Exercise prompt: From the entries below, pull out each line where "this" appears.

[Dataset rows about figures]

□ □ □

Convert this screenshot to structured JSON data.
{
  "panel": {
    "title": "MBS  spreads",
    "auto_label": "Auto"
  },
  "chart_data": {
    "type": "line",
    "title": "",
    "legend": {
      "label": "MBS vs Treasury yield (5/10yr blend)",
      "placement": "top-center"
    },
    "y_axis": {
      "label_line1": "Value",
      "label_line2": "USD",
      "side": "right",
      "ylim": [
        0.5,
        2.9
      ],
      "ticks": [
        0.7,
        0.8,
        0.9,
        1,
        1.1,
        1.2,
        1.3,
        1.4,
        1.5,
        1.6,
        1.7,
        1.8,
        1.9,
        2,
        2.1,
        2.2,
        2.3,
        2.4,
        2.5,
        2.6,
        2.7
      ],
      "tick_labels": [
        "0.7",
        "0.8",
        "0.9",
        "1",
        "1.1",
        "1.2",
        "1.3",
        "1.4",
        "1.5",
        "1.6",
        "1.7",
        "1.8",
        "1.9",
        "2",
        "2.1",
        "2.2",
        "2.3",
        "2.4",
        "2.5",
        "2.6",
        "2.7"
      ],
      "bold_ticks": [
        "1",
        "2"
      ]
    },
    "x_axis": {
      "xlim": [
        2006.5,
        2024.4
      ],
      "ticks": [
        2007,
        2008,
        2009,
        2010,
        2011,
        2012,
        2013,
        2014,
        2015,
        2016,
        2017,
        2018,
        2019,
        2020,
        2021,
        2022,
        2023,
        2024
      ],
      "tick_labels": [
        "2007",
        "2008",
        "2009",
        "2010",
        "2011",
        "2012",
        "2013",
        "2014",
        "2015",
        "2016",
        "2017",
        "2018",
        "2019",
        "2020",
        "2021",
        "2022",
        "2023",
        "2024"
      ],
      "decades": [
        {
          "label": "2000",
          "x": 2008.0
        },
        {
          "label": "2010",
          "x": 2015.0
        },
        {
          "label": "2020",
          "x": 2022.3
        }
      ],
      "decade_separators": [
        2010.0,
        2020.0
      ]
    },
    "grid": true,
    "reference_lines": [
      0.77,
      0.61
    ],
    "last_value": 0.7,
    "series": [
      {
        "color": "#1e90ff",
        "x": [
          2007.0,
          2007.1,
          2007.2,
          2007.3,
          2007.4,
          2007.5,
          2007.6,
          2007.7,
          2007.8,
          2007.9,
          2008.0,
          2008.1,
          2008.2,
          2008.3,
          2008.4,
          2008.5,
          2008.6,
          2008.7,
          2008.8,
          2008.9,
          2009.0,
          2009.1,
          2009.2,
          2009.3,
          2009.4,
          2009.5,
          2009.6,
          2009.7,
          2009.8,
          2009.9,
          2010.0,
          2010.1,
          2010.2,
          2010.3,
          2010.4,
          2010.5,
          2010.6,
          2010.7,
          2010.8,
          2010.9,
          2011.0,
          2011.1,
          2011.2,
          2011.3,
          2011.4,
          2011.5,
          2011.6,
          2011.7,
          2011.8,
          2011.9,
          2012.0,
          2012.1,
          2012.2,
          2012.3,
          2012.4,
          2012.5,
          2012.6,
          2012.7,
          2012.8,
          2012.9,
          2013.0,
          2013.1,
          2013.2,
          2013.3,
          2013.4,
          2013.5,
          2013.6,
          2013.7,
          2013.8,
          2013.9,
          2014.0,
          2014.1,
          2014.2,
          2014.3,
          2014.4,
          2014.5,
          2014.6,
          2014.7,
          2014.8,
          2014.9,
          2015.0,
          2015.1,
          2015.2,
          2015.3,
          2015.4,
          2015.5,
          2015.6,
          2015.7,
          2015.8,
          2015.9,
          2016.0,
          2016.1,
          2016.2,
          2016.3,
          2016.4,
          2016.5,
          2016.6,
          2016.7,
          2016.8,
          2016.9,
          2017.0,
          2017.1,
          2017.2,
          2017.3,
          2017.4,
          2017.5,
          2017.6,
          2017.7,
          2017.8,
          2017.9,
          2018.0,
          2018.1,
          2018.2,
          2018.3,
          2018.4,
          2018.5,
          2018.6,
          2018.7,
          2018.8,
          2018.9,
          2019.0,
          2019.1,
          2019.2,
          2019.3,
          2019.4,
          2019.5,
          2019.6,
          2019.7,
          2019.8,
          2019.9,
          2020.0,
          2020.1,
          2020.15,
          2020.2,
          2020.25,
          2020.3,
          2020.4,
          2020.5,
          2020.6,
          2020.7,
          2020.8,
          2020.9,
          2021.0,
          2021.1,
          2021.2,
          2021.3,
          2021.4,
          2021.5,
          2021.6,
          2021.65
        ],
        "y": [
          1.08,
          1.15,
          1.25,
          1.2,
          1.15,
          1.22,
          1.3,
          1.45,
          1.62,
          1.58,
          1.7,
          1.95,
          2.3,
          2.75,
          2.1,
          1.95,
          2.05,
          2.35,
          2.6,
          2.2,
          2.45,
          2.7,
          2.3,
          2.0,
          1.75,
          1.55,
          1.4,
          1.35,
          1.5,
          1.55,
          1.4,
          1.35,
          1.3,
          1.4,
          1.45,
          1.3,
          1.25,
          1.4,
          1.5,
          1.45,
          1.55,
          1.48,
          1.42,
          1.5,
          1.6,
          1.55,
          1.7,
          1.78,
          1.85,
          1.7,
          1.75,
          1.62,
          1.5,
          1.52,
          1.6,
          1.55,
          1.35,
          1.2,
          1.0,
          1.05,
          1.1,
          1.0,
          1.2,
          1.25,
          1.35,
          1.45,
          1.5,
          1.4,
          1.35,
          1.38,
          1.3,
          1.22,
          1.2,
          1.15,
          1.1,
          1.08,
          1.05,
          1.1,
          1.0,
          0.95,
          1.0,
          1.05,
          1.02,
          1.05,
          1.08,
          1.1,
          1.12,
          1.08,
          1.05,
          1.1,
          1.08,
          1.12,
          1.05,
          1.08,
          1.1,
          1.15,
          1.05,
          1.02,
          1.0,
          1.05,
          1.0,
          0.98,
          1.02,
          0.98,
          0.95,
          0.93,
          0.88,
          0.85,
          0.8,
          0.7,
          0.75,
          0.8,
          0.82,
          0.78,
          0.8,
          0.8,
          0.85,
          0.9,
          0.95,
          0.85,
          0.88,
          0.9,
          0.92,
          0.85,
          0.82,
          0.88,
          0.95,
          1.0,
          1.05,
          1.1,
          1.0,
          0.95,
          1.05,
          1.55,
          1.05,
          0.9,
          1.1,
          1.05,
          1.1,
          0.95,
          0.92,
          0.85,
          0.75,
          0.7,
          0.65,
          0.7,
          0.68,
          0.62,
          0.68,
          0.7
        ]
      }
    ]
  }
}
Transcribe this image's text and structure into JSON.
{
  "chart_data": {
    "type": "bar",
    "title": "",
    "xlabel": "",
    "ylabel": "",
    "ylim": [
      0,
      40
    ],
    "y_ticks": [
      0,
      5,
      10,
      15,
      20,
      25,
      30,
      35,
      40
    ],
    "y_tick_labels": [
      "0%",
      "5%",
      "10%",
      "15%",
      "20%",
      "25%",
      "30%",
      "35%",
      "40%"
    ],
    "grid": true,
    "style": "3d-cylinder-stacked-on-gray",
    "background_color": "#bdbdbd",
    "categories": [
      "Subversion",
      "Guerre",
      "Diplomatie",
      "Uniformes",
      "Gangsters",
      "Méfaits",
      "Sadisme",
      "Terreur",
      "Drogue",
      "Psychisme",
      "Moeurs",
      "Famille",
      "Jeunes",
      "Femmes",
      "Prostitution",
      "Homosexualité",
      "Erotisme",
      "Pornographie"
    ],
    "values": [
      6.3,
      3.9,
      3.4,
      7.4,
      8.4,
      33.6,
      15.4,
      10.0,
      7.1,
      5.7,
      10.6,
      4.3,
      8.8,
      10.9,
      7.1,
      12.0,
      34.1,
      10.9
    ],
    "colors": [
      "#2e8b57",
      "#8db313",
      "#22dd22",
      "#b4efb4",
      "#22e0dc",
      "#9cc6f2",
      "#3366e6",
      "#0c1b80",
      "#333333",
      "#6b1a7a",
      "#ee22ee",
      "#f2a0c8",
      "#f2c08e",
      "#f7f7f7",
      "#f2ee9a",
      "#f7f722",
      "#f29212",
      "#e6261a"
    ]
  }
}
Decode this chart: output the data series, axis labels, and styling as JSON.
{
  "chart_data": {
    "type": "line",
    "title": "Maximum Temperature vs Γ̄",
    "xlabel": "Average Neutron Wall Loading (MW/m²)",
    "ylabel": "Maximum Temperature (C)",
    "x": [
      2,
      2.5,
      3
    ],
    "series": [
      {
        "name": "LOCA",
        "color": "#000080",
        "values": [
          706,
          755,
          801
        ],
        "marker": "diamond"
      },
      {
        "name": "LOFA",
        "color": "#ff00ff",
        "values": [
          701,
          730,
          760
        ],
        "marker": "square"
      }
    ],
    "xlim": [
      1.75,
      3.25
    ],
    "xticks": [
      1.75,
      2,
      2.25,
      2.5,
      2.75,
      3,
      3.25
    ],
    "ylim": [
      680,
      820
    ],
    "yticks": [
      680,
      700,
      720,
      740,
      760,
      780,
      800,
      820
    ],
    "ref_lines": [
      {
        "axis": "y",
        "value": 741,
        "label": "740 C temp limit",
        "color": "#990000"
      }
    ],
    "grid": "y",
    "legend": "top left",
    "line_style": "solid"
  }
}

□ □ □

Solution:
Convert this screenshot to structured JSON data.
Transcribe this image's text and structure into JSON.
Decode this chart: output the data series, axis labels, and styling as JSON.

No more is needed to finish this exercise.